■ **EXERCISE PROMPT**: Without the pictures, set down every line of the data exactly.

■ **EXERCISE DATA**:
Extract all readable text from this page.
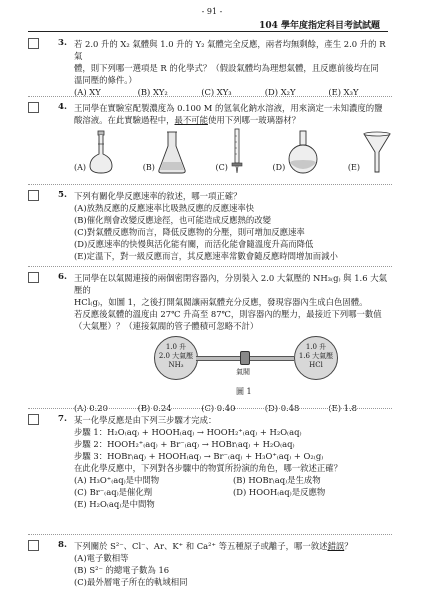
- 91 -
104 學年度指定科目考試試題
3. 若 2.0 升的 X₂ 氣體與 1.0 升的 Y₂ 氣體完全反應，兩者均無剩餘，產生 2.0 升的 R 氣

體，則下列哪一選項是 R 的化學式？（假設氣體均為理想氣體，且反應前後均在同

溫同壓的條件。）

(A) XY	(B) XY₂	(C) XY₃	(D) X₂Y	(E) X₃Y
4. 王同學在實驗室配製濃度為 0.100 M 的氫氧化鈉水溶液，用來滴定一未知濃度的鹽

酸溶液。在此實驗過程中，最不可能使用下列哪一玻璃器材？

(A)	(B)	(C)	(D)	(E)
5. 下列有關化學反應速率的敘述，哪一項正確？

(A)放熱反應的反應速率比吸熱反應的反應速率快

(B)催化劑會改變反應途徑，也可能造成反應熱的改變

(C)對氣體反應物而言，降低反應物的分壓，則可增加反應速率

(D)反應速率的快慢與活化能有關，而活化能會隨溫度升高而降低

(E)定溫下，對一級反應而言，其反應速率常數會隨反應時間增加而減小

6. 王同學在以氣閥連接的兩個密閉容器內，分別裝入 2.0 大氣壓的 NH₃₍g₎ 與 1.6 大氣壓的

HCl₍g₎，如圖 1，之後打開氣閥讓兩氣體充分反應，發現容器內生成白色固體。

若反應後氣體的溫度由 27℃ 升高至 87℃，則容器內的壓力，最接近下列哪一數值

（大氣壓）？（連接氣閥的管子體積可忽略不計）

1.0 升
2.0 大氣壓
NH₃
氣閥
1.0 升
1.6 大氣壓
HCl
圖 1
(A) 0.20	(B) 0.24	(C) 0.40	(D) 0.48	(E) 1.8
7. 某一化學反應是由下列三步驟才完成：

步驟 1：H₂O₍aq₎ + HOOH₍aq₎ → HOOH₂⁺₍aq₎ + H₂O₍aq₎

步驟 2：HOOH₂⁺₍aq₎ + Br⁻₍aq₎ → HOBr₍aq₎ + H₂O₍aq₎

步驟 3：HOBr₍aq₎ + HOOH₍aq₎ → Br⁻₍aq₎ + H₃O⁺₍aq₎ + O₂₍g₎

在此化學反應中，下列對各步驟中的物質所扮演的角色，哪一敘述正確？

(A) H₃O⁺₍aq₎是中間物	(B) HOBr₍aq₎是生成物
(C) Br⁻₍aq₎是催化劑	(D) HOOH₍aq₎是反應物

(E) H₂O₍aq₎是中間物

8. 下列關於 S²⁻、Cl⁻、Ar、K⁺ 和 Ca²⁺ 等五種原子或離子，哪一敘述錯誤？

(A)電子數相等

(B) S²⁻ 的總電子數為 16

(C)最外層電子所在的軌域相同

■ **ANSWER BELOW**:
Extract all readable text from this page.
- 91 -
104 學年度指定科目考試試題
3. 若 2.0 升的 X₂ 氣體與 1.0 升的 Y₂ 氣體完全反應，兩者均無剩餘，產生 2.0 升的 R 氣

體，則下列哪一選項是 R 的化學式？（假設氣體均為理想氣體，且反應前後均在同

溫同壓的條件。）

(A) XY	(B) XY₂	(C) XY₃	(D) X₂Y	(E) X₃Y
4. 王同學在實驗室配製濃度為 0.100 M 的氫氧化鈉水溶液，用來滴定一未知濃度的鹽

酸溶液。在此實驗過程中，最不可能使用下列哪一玻璃器材？

(A)	(B)	(C)	(D)	(E)
5. 下列有關化學反應速率的敘述，哪一項正確？

(A)放熱反應的反應速率比吸熱反應的反應速率快

(B)催化劑會改變反應途徑，也可能造成反應熱的改變

(C)對氣體反應物而言，降低反應物的分壓，則可增加反應速率

(D)反應速率的快慢與活化能有關，而活化能會隨溫度升高而降低

(E)定溫下，對一級反應而言，其反應速率常數會隨反應時間增加而減小

6. 王同學在以氣閥連接的兩個密閉容器內，分別裝入 2.0 大氣壓的 NH₃₍g₎ 與 1.6 大氣壓的

HCl₍g₎，如圖 1，之後打開氣閥讓兩氣體充分反應，發現容器內生成白色固體。

若反應後氣體的溫度由 27℃ 升高至 87℃，則容器內的壓力，最接近下列哪一數值

（大氣壓）？（連接氣閥的管子體積可忽略不計）

1.0 升
2.0 大氣壓
NH₃
氣閥
1.0 升
1.6 大氣壓
HCl
圖 1
(A) 0.20	(B) 0.24	(C) 0.40	(D) 0.48	(E) 1.8
7. 某一化學反應是由下列三步驟才完成：

步驟 1：H₂O₍aq₎ + HOOH₍aq₎ → HOOH₂⁺₍aq₎ + H₂O₍aq₎

步驟 2：HOOH₂⁺₍aq₎ + Br⁻₍aq₎ → HOBr₍aq₎ + H₂O₍aq₎

步驟 3：HOBr₍aq₎ + HOOH₍aq₎ → Br⁻₍aq₎ + H₃O⁺₍aq₎ + O₂₍g₎

在此化學反應中，下列對各步驟中的物質所扮演的角色，哪一敘述正確？

(A) H₃O⁺₍aq₎是中間物	(B) HOBr₍aq₎是生成物
(C) Br⁻₍aq₎是催化劑	(D) HOOH₍aq₎是反應物

(E) H₂O₍aq₎是中間物

8. 下列關於 S²⁻、Cl⁻、Ar、K⁺ 和 Ca²⁺ 等五種原子或離子，哪一敘述錯誤？

(A)電子數相等

(B) S²⁻ 的總電子數為 16

(C)最外層電子所在的軌域相同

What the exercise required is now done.